» **Work instructions**
Skip the pictures and repeat each line of the data exactly.

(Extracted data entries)
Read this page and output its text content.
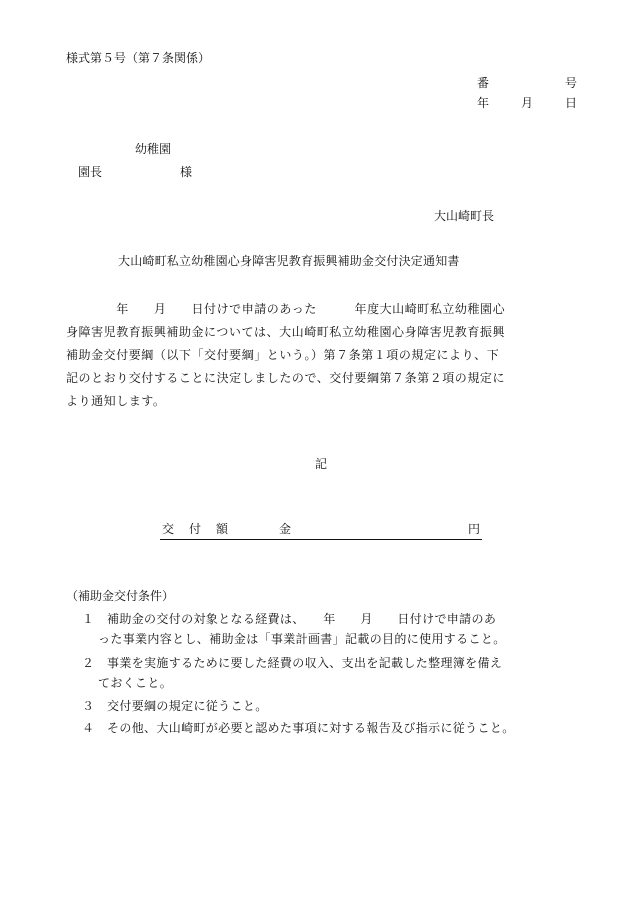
様式第５号（第７条関係）
番	号
年	月	日
幼稚園
園長	様
大山崎町長
大山崎町私立幼稚園心身障害児教育振興補助金交付決定通知書
　　　　年　　月　　日付けで申請のあった　　　年度大山崎町私立幼稚園心
身障害児教育振興補助金については、大山崎町私立幼稚園心身障害児教育振興
補助金交付要綱（以下「交付要綱」という。）第７条第１項の規定により、下
記のとおり交付することに決定しましたので、交付要綱第７条第２項の規定に
より通知します。
記
交付額	金	円
（補助金交付条件）
１ 補助金の交付の対象となる経費は、　　年　　月　　日付けで申請のあ
った事業内容とし、補助金は「事業計画書」記載の目的に使用すること。
２ 事業を実施するために要した経費の収入、支出を記載した整理簿を備え
ておくこと。
３ 交付要綱の規定に従うこと。
４ その他、大山崎町が必要と認めた事項に対する報告及び指示に従うこと。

» **Solution to this problem**
Read this page and output its text content.
様式第５号（第７条関係）
番	号
年	月	日
幼稚園
園長	様
大山崎町長
大山崎町私立幼稚園心身障害児教育振興補助金交付決定通知書
　　　　年　　月　　日付けで申請のあった　　　年度大山崎町私立幼稚園心
身障害児教育振興補助金については、大山崎町私立幼稚園心身障害児教育振興
補助金交付要綱（以下「交付要綱」という。）第７条第１項の規定により、下
記のとおり交付することに決定しましたので、交付要綱第７条第２項の規定に
より通知します。
記
交付額	金	円
（補助金交付条件）
１ 補助金の交付の対象となる経費は、　　年　　月　　日付けで申請のあ
った事業内容とし、補助金は「事業計画書」記載の目的に使用すること。
２ 事業を実施するために要した経費の収入、支出を記載した整理簿を備え
ておくこと。
３ 交付要綱の規定に従うこと。
４ その他、大山崎町が必要と認めた事項に対する報告及び指示に従うこと。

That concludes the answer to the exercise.